▶ Work instructions:
Make an exact copy of all the entries, with the pictures left out.

Stored entries
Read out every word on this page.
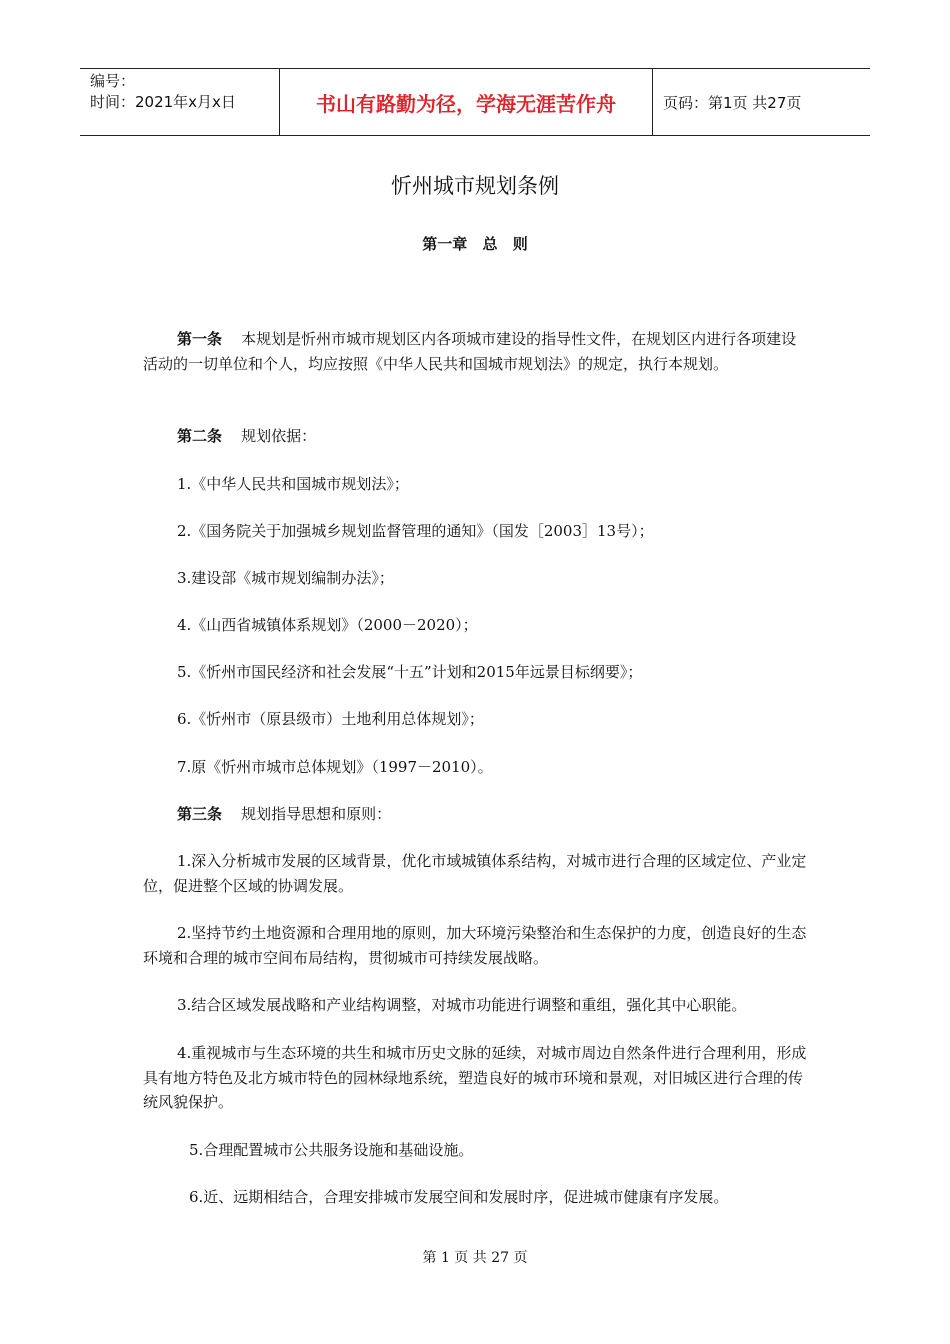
编号：
时间：2021年x月x日	书山有路勤为径，学海无涯苦作舟	页码：第1页 共27页
忻州城市规划条例
第一章 总 则
第一条 本规划是忻州市城市规划区内各项城市建设的指导性文件，在规划区内进行各项建设活动的一切单位和个人，均应按照《中华人民共和国城市规划法》的规定，执行本规划。
第二条 规划依据：
1.《中华人民共和国城市规划法》；
2.《国务院关于加强城乡规划监督管理的通知》（国发［2003］13号）；
3.建设部《城市规划编制办法》；
4.《山西省城镇体系规划》（2000－2020）；
5.《忻州市国民经济和社会发展“十五”计划和2015年远景目标纲要》；
6.《忻州市（原县级市）土地利用总体规划》；
7.原《忻州市城市总体规划》（1997－2010）。
第三条 规划指导思想和原则：
1.深入分析城市发展的区域背景，优化市域城镇体系结构，对城市进行合理的区域定位、产业定位，促进整个区域的协调发展。
2.坚持节约土地资源和合理用地的原则，加大环境污染整治和生态保护的力度，创造良好的生态环境和合理的城市空间布局结构，贯彻城市可持续发展战略。
3.结合区域发展战略和产业结构调整，对城市功能进行调整和重组，强化其中心职能。
4.重视城市与生态环境的共生和城市历史文脉的延续，对城市周边自然条件进行合理利用，形成具有地方特色及北方城市特色的园林绿地系统，塑造良好的城市环境和景观，对旧城区进行合理的传统风貌保护。
5.合理配置城市公共服务设施和基础设施。
6.近、远期相结合，合理安排城市发展空间和发展时序，促进城市健康有序发展。
第 1 页 共 27 页
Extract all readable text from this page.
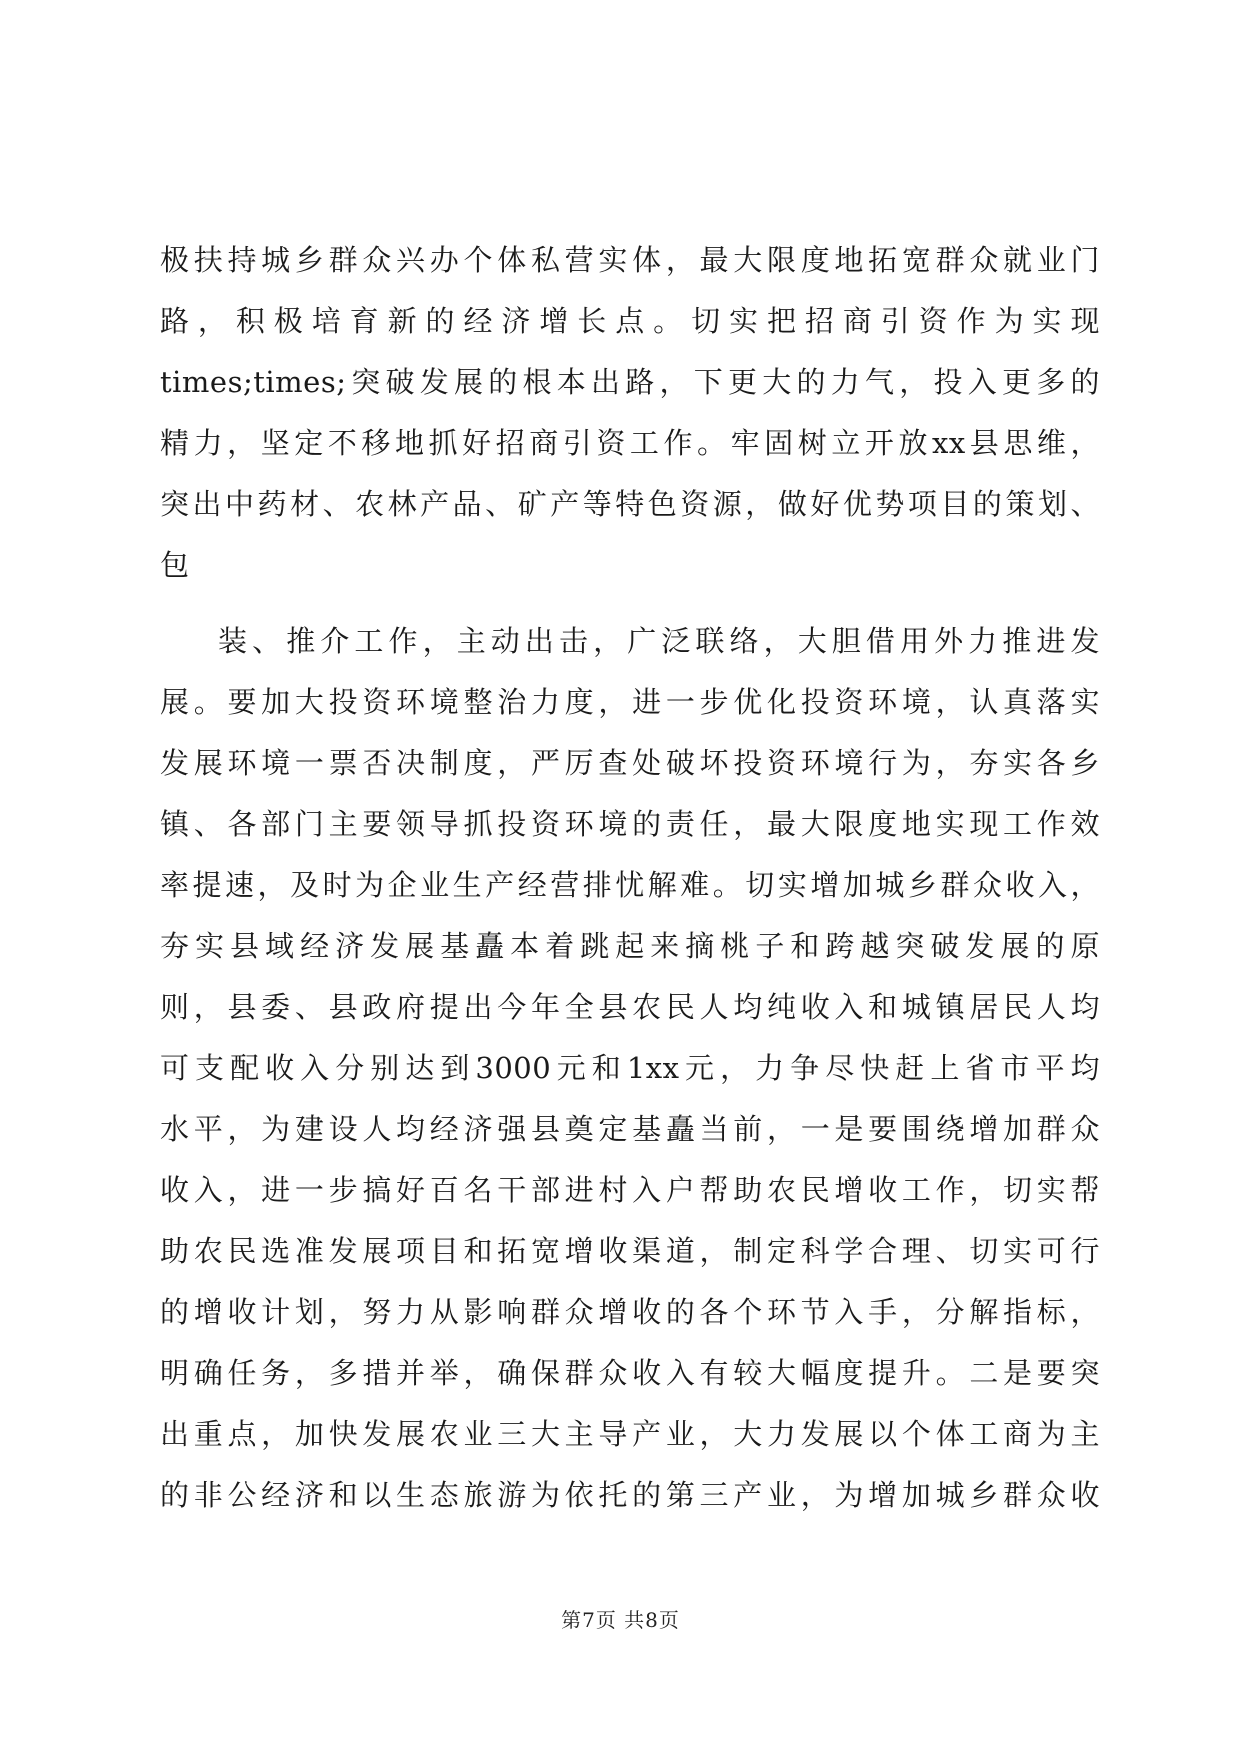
极扶持城乡群众兴办个体私营实体，最大限度地拓宽群众就业门
路，积极培育新的经济增长点。切实把招商引资作为实现
times;times;突破发展的根本出路，下更大的力气，投入更多的
精力，坚定不移地抓好招商引资工作。牢固树立开放xx县思维，
突出中药材、农林产品、矿产等特色资源，做好优势项目的策划、
包
装、推介工作，主动出击，广泛联络，大胆借用外力推进发
展。要加大投资环境整治力度，进一步优化投资环境，认真落实
发展环境一票否决制度，严厉查处破坏投资环境行为，夯实各乡
镇、各部门主要领导抓投资环境的责任，最大限度地实现工作效
率提速，及时为企业生产经营排忧解难。切实增加城乡群众收入，
夯实县域经济发展基矗本着跳起来摘桃子和跨越突破发展的原
则，县委、县政府提出今年全县农民人均纯收入和城镇居民人均
可支配收入分别达到3000元和1xx元，力争尽快赶上省市平均
水平，为建设人均经济强县奠定基矗当前，一是要围绕增加群众
收入，进一步搞好百名干部进村入户帮助农民增收工作，切实帮
助农民选准发展项目和拓宽增收渠道，制定科学合理、切实可行
的增收计划，努力从影响群众增收的各个环节入手，分解指标，
明确任务，多措并举，确保群众收入有较大幅度提升。二是要突
出重点，加快发展农业三大主导产业，大力发展以个体工商为主
的非公经济和以生态旅游为依托的第三产业，为增加城乡群众收
第7页 共8页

▶ Result below:
Read out every word on this page.
编号：
时间：2021年x月x日	书山有路勤为径，学海无涯苦作舟	页码：第1页 共27页
忻州城市规划条例
第一章 总 则
第一条 本规划是忻州市城市规划区内各项城市建设的指导性文件，在规划区内进行各项建设活动的一切单位和个人，均应按照《中华人民共和国城市规划法》的规定，执行本规划。
第二条 规划依据：
1.《中华人民共和国城市规划法》；
2.《国务院关于加强城乡规划监督管理的通知》（国发［2003］13号）；
3.建设部《城市规划编制办法》；
4.《山西省城镇体系规划》（2000－2020）；
5.《忻州市国民经济和社会发展“十五”计划和2015年远景目标纲要》；
6.《忻州市（原县级市）土地利用总体规划》；
7.原《忻州市城市总体规划》（1997－2010）。
第三条 规划指导思想和原则：
1.深入分析城市发展的区域背景，优化市域城镇体系结构，对城市进行合理的区域定位、产业定位，促进整个区域的协调发展。
2.坚持节约土地资源和合理用地的原则，加大环境污染整治和生态保护的力度，创造良好的生态环境和合理的城市空间布局结构，贯彻城市可持续发展战略。
3.结合区域发展战略和产业结构调整，对城市功能进行调整和重组，强化其中心职能。
4.重视城市与生态环境的共生和城市历史文脉的延续，对城市周边自然条件进行合理利用，形成具有地方特色及北方城市特色的园林绿地系统，塑造良好的城市环境和景观，对旧城区进行合理的传统风貌保护。
5.合理配置城市公共服务设施和基础设施。
6.近、远期相结合，合理安排城市发展空间和发展时序，促进城市健康有序发展。
第 1 页 共 27 页
Extract all readable text from this page.
极扶持城乡群众兴办个体私营实体，最大限度地拓宽群众就业门
路，积极培育新的经济增长点。切实把招商引资作为实现
times;times;突破发展的根本出路，下更大的力气，投入更多的
精力，坚定不移地抓好招商引资工作。牢固树立开放xx县思维，
突出中药材、农林产品、矿产等特色资源，做好优势项目的策划、
包
装、推介工作，主动出击，广泛联络，大胆借用外力推进发
展。要加大投资环境整治力度，进一步优化投资环境，认真落实
发展环境一票否决制度，严厉查处破坏投资环境行为，夯实各乡
镇、各部门主要领导抓投资环境的责任，最大限度地实现工作效
率提速，及时为企业生产经营排忧解难。切实增加城乡群众收入，
夯实县域经济发展基矗本着跳起来摘桃子和跨越突破发展的原
则，县委、县政府提出今年全县农民人均纯收入和城镇居民人均
可支配收入分别达到3000元和1xx元，力争尽快赶上省市平均
水平，为建设人均经济强县奠定基矗当前，一是要围绕增加群众
收入，进一步搞好百名干部进村入户帮助农民增收工作，切实帮
助农民选准发展项目和拓宽增收渠道，制定科学合理、切实可行
的增收计划，努力从影响群众增收的各个环节入手，分解指标，
明确任务，多措并举，确保群众收入有较大幅度提升。二是要突
出重点，加快发展农业三大主导产业，大力发展以个体工商为主
的非公经济和以生态旅游为依托的第三产业，为增加城乡群众收
第7页 共8页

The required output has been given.